## Goal
Copy out all of the material exactly as presented.

## Records supplied
◆ ◆ ◆

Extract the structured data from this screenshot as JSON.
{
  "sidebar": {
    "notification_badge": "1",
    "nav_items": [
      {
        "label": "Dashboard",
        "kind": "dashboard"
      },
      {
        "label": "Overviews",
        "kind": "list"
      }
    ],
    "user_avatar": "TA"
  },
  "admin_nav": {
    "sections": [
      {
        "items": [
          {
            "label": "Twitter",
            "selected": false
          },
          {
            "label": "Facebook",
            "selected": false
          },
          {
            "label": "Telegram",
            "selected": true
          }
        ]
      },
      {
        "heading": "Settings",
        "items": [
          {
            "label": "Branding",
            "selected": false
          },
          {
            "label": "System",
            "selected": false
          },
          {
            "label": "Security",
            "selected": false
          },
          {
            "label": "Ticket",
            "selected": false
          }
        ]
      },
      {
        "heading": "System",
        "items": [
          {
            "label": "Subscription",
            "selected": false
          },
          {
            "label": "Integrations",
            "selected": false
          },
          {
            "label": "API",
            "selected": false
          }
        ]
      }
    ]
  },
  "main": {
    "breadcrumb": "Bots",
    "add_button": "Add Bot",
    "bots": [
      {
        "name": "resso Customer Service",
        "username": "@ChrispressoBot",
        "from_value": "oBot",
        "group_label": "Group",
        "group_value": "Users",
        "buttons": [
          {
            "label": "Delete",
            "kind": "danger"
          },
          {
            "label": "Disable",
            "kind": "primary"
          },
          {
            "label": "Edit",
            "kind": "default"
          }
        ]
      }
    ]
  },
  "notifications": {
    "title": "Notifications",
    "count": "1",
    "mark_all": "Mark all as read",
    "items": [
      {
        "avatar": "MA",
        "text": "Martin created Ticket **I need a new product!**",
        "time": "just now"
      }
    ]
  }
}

◆ ◆ ◆

## Task solution
Extract the structured data from this screenshot as JSON.
{
  "sidebar": {
    "notification_badge": "1",
    "nav_items": [
      {
        "label": "Dashboard",
        "kind": "dashboard"
      },
      {
        "label": "Overviews",
        "kind": "list"
      }
    ],
    "user_avatar": "TA"
  },
  "admin_nav": {
    "sections": [
      {
        "items": [
          {
            "label": "Twitter",
            "selected": false
          },
          {
            "label": "Facebook",
            "selected": false
          },
          {
            "label": "Telegram",
            "selected": true
          }
        ]
      },
      {
        "heading": "Settings",
        "items": [
          {
            "label": "Branding",
            "selected": false
          },
          {
            "label": "System",
            "selected": false
          },
          {
            "label": "Security",
            "selected": false
          },
          {
            "label": "Ticket",
            "selected": false
          }
        ]
      },
      {
        "heading": "System",
        "items": [
          {
            "label": "Subscription",
            "selected": false
          },
          {
            "label": "Integrations",
            "selected": false
          },
          {
            "label": "API",
            "selected": false
          }
        ]
      }
    ]
  },
  "main": {
    "breadcrumb": "Bots",
    "add_button": "Add Bot",
    "bots": [
      {
        "name": "resso Customer Service",
        "username": "@ChrispressoBot",
        "from_value": "oBot",
        "group_label": "Group",
        "group_value": "Users",
        "buttons": [
          {
            "label": "Delete",
            "kind": "danger"
          },
          {
            "label": "Disable",
            "kind": "primary"
          },
          {
            "label": "Edit",
            "kind": "default"
          }
        ]
      }
    ]
  },
  "notifications": {
    "title": "Notifications",
    "count": "1",
    "mark_all": "Mark all as read",
    "items": [
      {
        "avatar": "MA",
        "text": "Martin created Ticket **I need a new product!**",
        "time": "just now"
      }
    ]
  }
}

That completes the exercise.